(Collected data entries)
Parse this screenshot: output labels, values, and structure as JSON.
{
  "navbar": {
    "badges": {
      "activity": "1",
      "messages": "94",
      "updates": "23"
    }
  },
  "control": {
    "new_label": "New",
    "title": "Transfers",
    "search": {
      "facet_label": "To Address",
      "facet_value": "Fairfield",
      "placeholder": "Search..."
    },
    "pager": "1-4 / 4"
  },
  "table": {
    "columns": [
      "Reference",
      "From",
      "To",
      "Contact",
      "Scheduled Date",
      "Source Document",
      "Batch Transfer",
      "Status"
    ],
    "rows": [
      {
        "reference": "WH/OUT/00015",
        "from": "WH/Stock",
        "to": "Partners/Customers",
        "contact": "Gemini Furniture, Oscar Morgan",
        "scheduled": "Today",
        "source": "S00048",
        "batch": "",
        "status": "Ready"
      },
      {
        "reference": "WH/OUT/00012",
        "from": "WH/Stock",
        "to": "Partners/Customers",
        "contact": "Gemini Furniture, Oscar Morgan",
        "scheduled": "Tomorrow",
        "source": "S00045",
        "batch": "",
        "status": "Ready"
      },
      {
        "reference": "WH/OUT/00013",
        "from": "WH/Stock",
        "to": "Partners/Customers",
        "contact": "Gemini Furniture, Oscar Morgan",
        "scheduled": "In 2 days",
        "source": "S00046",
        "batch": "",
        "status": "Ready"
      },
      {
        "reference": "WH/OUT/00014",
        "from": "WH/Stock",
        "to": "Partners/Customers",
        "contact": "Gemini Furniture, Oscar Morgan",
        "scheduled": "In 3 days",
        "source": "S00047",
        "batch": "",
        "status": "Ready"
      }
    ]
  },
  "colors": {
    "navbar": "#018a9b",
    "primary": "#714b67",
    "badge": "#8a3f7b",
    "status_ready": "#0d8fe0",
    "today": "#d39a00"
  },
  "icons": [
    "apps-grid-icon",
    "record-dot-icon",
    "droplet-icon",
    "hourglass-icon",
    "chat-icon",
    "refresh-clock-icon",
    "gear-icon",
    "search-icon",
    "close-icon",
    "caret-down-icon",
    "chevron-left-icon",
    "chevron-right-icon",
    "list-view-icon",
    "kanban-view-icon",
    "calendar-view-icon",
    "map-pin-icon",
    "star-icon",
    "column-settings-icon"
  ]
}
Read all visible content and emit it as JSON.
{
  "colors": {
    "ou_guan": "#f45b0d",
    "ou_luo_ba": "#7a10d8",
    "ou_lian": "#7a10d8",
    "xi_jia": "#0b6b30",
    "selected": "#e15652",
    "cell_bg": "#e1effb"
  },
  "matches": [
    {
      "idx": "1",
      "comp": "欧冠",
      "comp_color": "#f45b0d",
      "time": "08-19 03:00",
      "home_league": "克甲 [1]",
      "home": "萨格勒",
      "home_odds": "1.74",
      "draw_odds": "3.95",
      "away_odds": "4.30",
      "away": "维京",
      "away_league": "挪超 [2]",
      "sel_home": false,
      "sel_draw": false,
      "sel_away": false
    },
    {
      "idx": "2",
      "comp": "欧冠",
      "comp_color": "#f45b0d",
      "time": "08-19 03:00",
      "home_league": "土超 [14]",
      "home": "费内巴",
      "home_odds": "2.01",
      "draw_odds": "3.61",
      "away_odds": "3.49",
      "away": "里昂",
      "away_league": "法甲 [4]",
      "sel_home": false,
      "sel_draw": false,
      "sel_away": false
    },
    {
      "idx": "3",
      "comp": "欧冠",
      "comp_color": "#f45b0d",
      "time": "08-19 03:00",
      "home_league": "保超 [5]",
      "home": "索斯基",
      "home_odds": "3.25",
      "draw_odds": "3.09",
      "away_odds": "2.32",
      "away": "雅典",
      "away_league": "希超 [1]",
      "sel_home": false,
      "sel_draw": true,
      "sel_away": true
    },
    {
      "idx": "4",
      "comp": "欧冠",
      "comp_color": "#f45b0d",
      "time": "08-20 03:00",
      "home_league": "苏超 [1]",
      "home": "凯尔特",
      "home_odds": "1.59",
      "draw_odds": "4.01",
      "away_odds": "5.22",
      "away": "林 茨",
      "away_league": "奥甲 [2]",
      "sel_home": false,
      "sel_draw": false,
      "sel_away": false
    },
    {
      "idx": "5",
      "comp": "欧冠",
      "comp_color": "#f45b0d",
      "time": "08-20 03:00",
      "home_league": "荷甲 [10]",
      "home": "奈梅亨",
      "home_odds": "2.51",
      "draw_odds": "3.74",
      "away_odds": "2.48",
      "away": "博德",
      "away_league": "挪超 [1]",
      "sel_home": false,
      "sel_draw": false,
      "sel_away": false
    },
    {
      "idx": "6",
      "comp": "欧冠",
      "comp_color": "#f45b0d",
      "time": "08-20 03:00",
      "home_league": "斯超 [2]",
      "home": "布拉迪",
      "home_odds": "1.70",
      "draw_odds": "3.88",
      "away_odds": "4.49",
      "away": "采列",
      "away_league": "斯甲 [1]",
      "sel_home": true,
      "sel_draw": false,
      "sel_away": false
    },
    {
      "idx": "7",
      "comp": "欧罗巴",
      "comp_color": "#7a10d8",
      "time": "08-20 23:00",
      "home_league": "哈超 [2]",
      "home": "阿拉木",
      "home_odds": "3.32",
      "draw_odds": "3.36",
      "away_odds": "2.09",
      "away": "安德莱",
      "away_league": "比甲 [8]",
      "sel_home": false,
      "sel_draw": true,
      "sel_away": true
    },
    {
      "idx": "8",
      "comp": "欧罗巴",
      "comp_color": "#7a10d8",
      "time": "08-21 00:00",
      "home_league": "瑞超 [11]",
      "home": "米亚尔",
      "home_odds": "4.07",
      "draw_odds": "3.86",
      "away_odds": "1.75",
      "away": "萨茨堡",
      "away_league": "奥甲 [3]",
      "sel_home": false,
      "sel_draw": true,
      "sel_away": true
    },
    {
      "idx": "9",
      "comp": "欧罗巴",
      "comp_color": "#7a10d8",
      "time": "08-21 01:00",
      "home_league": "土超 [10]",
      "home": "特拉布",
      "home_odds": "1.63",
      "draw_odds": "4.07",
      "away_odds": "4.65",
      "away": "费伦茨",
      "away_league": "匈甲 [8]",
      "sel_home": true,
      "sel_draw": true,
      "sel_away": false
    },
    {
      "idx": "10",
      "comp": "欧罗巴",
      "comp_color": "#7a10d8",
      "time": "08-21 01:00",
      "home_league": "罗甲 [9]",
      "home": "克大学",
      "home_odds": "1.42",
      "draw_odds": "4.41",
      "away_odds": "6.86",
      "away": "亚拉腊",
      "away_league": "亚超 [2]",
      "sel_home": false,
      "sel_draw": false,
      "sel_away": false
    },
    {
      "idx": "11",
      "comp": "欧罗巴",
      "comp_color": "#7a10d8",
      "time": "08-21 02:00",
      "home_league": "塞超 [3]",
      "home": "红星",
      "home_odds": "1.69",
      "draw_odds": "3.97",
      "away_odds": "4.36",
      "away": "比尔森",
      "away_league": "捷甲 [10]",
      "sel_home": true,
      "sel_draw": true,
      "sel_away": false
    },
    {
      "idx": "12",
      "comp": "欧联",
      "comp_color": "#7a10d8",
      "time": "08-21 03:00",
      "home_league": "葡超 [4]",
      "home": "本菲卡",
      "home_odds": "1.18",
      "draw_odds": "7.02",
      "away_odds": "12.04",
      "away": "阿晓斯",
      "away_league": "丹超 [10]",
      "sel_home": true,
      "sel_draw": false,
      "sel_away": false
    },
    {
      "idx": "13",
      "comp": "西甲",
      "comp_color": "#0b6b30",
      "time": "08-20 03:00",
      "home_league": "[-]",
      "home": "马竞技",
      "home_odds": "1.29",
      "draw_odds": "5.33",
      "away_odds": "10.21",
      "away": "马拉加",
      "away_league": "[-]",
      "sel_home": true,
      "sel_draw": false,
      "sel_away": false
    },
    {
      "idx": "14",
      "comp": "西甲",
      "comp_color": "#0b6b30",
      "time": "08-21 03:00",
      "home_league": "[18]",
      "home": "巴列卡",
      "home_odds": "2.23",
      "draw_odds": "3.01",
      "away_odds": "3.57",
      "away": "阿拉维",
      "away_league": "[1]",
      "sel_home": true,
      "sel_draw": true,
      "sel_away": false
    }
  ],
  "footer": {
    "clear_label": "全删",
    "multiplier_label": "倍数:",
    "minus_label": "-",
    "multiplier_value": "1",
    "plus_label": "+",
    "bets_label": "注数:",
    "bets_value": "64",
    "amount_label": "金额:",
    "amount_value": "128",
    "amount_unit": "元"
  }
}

## What to do:
Copy every line above that holds the word "JSON".

## Exercise output:
Parse this screenshot: output labels, values, and structure as JSON.
Read all visible content and emit it as JSON.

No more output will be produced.